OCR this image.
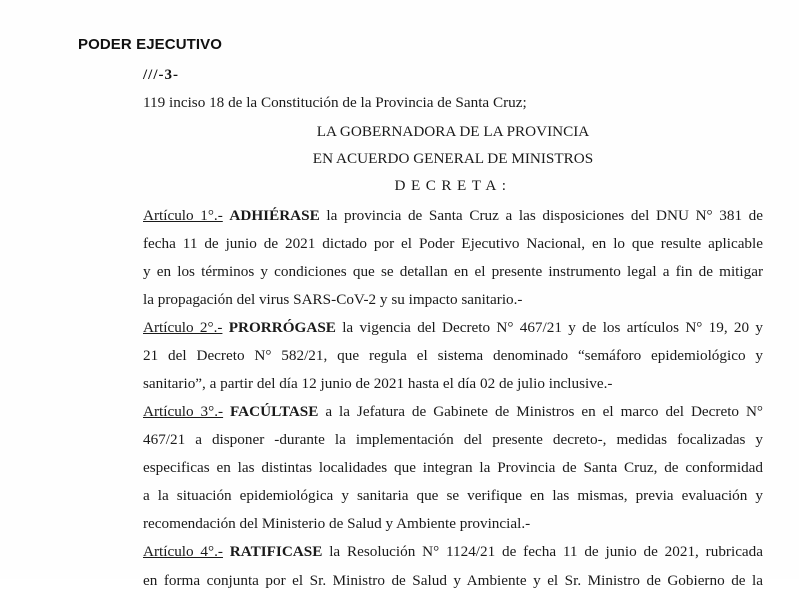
PODER EJECUTIVO
///-3-
119 inciso 18 de la Constitución de la Provincia de Santa Cruz;
LA GOBERNADORA DE LA PROVINCIA
EN ACUERDO GENERAL DE MINISTROS
DECRETA:
Artículo 1°.- ADHIÉRASE la provincia de Santa Cruz a las disposiciones del DNU N° 381 de
fecha 11 de junio de 2021 dictado por el Poder Ejecutivo Nacional, en lo que resulte aplicable
y en los términos y condiciones que se detallan en el presente instrumento legal a fin de mitigar
la propagación del virus SARS-CoV-2 y su impacto sanitario.-
Artículo 2°.- PRORRÓGASE la vigencia del Decreto N° 467/21 y de los artículos N° 19, 20 y
21 del Decreto N° 582/21, que regula el sistema denominado “semáforo epidemiológico y
sanitario”, a partir del día 12 junio de 2021 hasta el día 02 de julio inclusive.-
Artículo 3°.- FACÚLTASE a la Jefatura de Gabinete de Ministros en el marco del Decreto N°
467/21 a disponer -durante la implementación del presente decreto-, medidas focalizadas y
especificas en las distintas localidades que integran la Provincia de Santa Cruz, de conformidad
a la situación epidemiológica y sanitaria que se verifique en las mismas, previa evaluación y
recomendación del Ministerio de Salud y Ambiente provincial.-
Artículo 4°.- RATIFICASE la Resolución N° 1124/21 de fecha 11 de junio de 2021, rubricada
en forma conjunta por el Sr. Ministro de Salud y Ambiente y el Sr. Ministro de Gobierno de la
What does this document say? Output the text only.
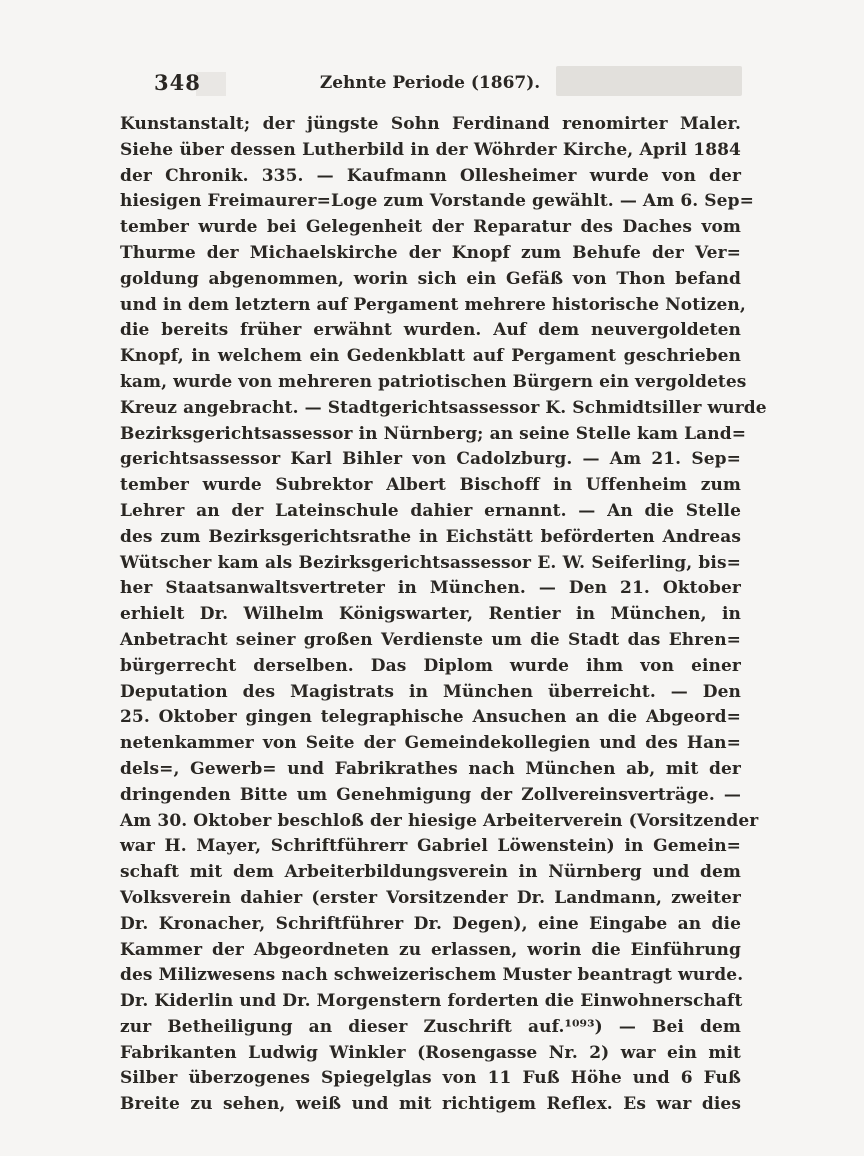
348	Zehnte Periode (1867).
Kunstanstalt; der jüngste Sohn Ferdinand renomirter Maler.
Siehe über dessen Lutherbild in der Wöhrder Kirche, April 1884
der Chronik. 335. — Kaufmann Ollesheimer wurde von der
hiesigen Freimaurer=Loge zum Vorstande gewählt. — Am 6. Sep=
tember wurde bei Gelegenheit der Reparatur des Daches vom
Thurme der Michaelskirche der Knopf zum Behufe der Ver=
goldung abgenommen, worin sich ein Gefäß von Thon befand
und in dem letztern auf Pergament mehrere historische Notizen,
die bereits früher erwähnt wurden. Auf dem neuvergoldeten
Knopf, in welchem ein Gedenkblatt auf Pergament geschrieben
kam, wurde von mehreren patriotischen Bürgern ein vergoldetes
Kreuz angebracht. — Stadtgerichtsassessor K. Schmidtsiller wurde
Bezirksgerichtsassessor in Nürnberg; an seine Stelle kam Land=
gerichtsassessor Karl Bihler von Cadolzburg. — Am 21. Sep=
tember wurde Subrektor Albert Bischoff in Uffenheim zum
Lehrer an der Lateinschule dahier ernannt. — An die Stelle
des zum Bezirksgerichtsrathe in Eichstätt beförderten Andreas
Wütscher kam als Bezirksgerichtsassessor E. W. Seiferling, bis=
her Staatsanwaltsvertreter in München. — Den 21. Oktober
erhielt Dr. Wilhelm Königswarter, Rentier in München, in
Anbetracht seiner großen Verdienste um die Stadt das Ehren=
bürgerrecht derselben. Das Diplom wurde ihm von einer
Deputation des Magistrats in München überreicht. — Den
25. Oktober gingen telegraphische Ansuchen an die Abgeord=
netenkammer von Seite der Gemeindekollegien und des Han=
dels=, Gewerb= und Fabrikrathes nach München ab, mit der
dringenden Bitte um Genehmigung der Zollvereinsverträge. —
Am 30. Oktober beschloß der hiesige Arbeiterverein (Vorsitzender
war H. Mayer, Schriftführerr Gabriel Löwenstein) in Gemein=
schaft mit dem Arbeiterbildungsverein in Nürnberg und dem
Volksverein dahier (erster Vorsitzender Dr. Landmann, zweiter
Dr. Kronacher, Schriftführer Dr. Degen), eine Eingabe an die
Kammer der Abgeordneten zu erlassen, worin die Einführung
des Milizwesens nach schweizerischem Muster beantragt wurde.
Dr. Kiderlin und Dr. Morgenstern forderten die Einwohnerschaft
zur Betheiligung an dieser Zuschrift auf.¹⁰⁹³) — Bei dem
Fabrikanten Ludwig Winkler (Rosengasse Nr. 2) war ein mit
Silber überzogenes Spiegelglas von 11 Fuß Höhe und 6 Fuß
Breite zu sehen, weiß und mit richtigem Reflex. Es war dies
+ + + + + + +
§ **What you should do**:
Your task is to list each line of the records with the word "Vorsitzender".

§ **Answer to this exercise**:
Am 30. Oktober beschloß der hiesige Arbeiterverein (Vorsitzender
Volksverein dahier (erster Vorsitzender Dr. Landmann, zweiter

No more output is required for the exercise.